Estratto della pagina:
>>>

Incarto n. 15.2018.78
Lugano 23 aprile 2019
In nome della Repubblica e Cantone Ticino
La Camera di esecuzione e fallimenti del Tribunale d’appello quale autorità di vigilanza
composta del giudice:
Jaques, presidente
vicecancelliere:
Cortese
statuendo nella composizione a giudice unico (art. 48b LOG) sul ricorso 6 settembre 2018 di
RI 1 __________ (__________) (patrocinata dall’__________ PA 1, __________)
contro
l’operato dell’Ufficio di esecuzione di Lugano, o meglio contro gli avvisi di pignoramento emesso tra il 17 e il 30 agosto 2018 nelle esecuzioni n. __________, __________, __________, __________, __________ e __________ promosse nei confronti della ricorrente rispettivamente da
PI 1, __________ (la prima) (rappresentata da __________, __________) Confederazione Svizzera, Bellinzona (la seconda) Stato Canton Ticino (le quattro ultime) (rappresentati dall’Ufficio esazione e condoni, Bellinzona)

<<<

Estratti dei dati:
>>>

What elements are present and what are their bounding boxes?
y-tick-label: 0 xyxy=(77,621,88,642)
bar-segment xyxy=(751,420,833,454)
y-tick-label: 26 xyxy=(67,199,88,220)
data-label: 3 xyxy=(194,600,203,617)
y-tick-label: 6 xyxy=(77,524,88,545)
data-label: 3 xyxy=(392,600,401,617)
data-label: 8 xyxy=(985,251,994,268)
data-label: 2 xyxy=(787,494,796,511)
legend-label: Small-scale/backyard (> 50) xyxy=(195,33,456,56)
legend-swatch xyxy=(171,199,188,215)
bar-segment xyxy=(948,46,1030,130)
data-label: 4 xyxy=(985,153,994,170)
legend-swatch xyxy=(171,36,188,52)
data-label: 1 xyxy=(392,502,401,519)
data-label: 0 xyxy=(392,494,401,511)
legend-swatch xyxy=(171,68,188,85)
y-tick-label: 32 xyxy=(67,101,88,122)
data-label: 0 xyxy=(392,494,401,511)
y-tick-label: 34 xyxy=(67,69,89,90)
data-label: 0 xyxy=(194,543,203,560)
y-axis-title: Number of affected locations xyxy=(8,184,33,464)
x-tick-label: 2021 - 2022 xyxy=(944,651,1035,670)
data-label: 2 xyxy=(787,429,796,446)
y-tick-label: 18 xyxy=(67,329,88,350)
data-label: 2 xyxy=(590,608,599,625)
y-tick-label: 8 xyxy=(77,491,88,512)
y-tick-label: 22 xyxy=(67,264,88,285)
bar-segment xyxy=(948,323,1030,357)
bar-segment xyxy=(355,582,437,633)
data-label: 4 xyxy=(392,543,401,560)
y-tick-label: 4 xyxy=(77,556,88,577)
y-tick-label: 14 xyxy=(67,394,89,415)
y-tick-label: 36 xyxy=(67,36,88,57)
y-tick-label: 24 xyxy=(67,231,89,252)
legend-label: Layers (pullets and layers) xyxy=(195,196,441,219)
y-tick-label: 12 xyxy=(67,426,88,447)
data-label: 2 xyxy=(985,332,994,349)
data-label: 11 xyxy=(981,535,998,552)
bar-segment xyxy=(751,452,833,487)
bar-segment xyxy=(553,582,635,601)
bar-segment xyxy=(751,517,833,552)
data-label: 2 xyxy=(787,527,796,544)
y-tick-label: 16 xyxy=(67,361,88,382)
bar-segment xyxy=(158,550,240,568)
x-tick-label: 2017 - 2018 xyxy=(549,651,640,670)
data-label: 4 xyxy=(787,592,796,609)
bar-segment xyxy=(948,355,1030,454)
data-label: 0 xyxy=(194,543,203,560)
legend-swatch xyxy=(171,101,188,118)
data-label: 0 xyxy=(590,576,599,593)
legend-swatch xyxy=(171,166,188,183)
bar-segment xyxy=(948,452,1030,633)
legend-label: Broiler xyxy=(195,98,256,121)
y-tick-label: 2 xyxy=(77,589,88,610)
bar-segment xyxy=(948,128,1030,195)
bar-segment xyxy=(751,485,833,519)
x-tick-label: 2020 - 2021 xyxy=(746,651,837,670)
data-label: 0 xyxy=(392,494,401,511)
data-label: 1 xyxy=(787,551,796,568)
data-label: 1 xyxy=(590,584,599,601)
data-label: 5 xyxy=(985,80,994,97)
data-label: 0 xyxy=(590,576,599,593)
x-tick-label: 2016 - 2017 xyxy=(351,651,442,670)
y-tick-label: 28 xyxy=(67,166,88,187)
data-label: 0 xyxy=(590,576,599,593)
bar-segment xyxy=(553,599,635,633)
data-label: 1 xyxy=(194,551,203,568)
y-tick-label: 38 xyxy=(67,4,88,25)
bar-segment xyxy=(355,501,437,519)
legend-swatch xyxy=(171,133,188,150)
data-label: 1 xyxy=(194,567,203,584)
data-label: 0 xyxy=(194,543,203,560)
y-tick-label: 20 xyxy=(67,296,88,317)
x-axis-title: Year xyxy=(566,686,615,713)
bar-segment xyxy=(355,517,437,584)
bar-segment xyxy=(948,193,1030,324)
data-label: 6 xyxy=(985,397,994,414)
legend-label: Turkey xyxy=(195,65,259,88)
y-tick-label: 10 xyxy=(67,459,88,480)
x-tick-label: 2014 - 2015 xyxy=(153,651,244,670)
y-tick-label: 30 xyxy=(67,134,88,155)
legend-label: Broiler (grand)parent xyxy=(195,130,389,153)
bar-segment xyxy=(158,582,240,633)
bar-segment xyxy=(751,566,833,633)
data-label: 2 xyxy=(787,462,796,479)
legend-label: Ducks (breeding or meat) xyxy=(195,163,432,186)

<<<

Domande da risolvere:
• a. Indica la data del ricorso riportata nella decisione del Tribunale d'appello.
• b. Riprendi la decisione del Tribunale d'appello dal punto in cui si interrompe.

Risposte alle domande:
• a. 6 settembre 2018

• b.
ritenuto in fatto e considerato in diritto:
che tra il 17 e il 30 agosto 2018 l’Ufficio d’esecuzione (UE) di Lugano ha emesso gli avvisi di pignoramento appena menzionati;
che con il ricorso in esame, del 6 settembre 2018, l’escussa RI 1 chiede, previa concessione dell’effetto sospensivo, di accertare in via pregiudiziale la nullità “del pignoramento” relativo all’esecuzione della PI 1 e “nel merito” di sospendere “tutti i pignoramenti” in attesa della decisione nella causa n. 15.2018.50 e di “cancellare la data programmata del 4 ottobre 2018”;
che – a scanso di equivoci – in tutte le procedure in esame l’ultimo atto risulta essere l’avviso di pignoramento, mentre il pignoramento, fissato per il 4 ottobre 2018, non è stato ancora eseguito, sicché la maggior parte delle richieste della ricorrente sono senza oggetto, e quindi irricevibili, per tacere del fatto che con sentenza del 3 dicembre 2018 la Camera ha respinto, nella misura della sua ammissibilità, il ricorso di RI 1 di cui all’incarto n. 15.2018.50;
che per quanto attiene alla pretesa nullità del (l’avviso di) pignoramento nell’esecuzione n. __________, come risulta dall’incarto dell’UE la PI 1 ha invero prodotto con la domanda di proseguimento dell’esecuzione la proposta di giudizio del Giudice di pace del Circolo di Lugano Est del 20 giugno 2018, con cui la reclamante è stata condannata a pagare alla procedente fr. 4'403.– oltre agli interessi del 5% dal 21 agosto 2017, più la tassa di giustizia di fr. 300.– e un’indennità di fr. 100.– alla controparte, e la sua opposizione all’esecuzione n. __________ è stata rigettata in via definitiva per lo stesso importo;
che non è pertanto necessario chiedere all’UE, come richiesto dalla ricorrente, di esibire tale titolo che già figura agli atti, sicché la richiesta di annullare l’avviso di pignoramento va respinta;
che la partenza della ricorrente per l’estero, notificata il 4 ottobre 2018, non ha influsso sulla validità delle esecuzioni, siccome gli avvisi di pignoramento impugnati le sono stati notificati prima (art. 53 LEF e sentenza della CEF 15.2018.50 già citata, consid. 3.1);
che per legge non si preleva la tassa di giustizia e non si assegnano indennità (art. 20a cpv. 2 n. 5 LEF, 61 cpv. 2 lett. a e 62 cpv. 2 OTLEF [RS 281.35]).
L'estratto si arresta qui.